## Start

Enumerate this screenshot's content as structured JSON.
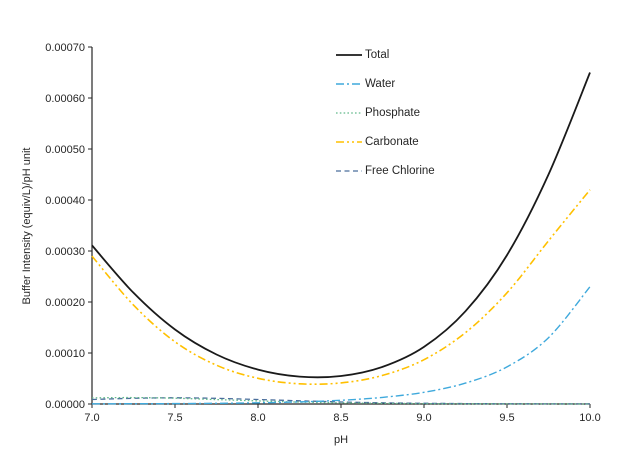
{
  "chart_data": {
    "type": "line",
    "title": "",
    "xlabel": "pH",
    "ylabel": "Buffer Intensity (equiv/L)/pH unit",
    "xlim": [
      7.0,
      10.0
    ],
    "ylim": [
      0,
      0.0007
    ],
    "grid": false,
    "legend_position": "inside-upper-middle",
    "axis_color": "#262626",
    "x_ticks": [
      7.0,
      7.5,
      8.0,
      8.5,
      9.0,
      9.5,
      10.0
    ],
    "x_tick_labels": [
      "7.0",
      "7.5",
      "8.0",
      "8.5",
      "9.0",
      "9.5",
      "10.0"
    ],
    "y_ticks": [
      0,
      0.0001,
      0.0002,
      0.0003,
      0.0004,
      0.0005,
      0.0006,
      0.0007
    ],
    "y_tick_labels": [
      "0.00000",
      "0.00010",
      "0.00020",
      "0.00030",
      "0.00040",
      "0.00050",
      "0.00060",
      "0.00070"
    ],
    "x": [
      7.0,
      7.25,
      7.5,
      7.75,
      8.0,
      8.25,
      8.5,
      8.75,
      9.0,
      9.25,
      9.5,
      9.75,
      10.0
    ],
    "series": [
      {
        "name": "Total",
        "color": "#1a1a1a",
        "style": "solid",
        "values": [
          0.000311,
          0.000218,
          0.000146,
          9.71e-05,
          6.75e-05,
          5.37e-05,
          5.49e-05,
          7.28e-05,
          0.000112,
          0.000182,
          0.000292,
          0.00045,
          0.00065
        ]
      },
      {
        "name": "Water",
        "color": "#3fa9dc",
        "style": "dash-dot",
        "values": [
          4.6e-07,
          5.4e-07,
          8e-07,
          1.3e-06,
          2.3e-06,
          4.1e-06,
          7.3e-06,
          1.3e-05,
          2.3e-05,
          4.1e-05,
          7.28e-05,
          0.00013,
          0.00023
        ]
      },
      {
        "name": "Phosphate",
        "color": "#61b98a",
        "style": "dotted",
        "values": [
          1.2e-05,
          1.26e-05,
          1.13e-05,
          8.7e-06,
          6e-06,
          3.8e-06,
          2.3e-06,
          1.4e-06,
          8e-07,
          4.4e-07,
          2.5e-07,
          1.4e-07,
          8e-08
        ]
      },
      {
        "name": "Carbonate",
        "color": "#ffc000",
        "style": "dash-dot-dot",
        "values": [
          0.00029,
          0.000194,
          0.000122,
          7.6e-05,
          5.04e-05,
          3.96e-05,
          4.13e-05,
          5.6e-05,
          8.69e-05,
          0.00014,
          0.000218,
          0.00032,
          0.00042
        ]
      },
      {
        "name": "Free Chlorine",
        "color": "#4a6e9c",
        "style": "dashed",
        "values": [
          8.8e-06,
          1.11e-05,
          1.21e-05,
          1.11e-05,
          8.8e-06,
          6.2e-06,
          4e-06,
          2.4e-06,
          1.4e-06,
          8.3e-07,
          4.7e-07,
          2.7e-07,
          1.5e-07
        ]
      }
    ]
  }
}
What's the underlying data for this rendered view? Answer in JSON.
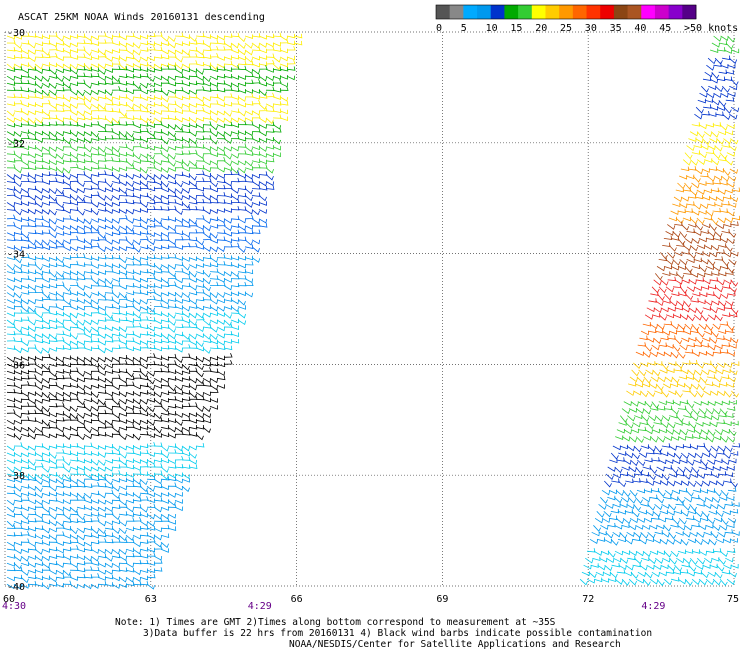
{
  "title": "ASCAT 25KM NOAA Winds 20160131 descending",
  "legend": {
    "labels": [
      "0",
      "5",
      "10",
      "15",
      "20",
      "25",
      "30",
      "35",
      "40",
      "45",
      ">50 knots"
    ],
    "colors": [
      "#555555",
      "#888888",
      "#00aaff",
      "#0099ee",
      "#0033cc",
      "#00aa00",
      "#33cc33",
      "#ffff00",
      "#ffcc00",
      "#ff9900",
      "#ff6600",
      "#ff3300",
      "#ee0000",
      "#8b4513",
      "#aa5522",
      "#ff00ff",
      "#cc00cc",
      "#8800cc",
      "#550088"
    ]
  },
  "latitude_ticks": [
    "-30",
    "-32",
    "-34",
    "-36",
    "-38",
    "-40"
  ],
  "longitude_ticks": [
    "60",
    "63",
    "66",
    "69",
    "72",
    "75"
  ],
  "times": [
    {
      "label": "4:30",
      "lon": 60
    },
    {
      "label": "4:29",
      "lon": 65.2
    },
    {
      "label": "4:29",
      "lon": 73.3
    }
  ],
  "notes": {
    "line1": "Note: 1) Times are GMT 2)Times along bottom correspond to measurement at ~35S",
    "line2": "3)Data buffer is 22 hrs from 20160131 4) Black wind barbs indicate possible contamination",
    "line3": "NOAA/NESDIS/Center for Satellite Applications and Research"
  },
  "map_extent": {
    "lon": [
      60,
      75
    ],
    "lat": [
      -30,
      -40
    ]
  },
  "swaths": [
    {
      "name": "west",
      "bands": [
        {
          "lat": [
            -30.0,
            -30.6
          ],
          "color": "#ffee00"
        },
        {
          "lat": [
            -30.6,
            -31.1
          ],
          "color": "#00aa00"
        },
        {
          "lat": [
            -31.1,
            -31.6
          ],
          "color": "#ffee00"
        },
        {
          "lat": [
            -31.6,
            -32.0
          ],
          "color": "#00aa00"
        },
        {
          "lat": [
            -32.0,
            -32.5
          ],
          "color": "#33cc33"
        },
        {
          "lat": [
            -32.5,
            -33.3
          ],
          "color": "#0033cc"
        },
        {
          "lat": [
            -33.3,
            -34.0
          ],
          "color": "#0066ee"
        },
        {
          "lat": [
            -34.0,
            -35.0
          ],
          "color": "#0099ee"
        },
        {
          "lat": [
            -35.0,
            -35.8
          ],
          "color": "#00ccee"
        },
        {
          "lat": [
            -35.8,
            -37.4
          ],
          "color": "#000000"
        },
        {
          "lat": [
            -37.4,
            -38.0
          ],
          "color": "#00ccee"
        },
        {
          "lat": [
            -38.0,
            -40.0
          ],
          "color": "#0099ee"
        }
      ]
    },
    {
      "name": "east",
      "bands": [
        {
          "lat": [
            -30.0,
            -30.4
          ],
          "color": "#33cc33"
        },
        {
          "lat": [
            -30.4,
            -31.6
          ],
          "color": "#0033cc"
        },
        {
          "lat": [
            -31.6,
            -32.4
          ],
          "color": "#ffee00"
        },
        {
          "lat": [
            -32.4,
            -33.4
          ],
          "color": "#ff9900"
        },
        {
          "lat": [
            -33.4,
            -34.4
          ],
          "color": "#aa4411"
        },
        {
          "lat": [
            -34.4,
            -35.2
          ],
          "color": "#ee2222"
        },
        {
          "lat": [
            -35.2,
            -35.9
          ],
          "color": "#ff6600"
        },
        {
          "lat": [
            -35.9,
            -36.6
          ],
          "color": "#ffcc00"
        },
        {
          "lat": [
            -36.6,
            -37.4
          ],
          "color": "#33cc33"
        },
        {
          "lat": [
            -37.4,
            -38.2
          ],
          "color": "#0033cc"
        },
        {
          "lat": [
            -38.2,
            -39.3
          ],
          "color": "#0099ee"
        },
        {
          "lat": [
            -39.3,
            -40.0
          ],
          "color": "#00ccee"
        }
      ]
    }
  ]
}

## End

Problem description
Using the listing above, list every line in which the string "JSON" occurs.

Response for this exercise
Enumerate this screenshot's content as structured JSON.
What's the underlying data for this rendered view? Answer in JSON.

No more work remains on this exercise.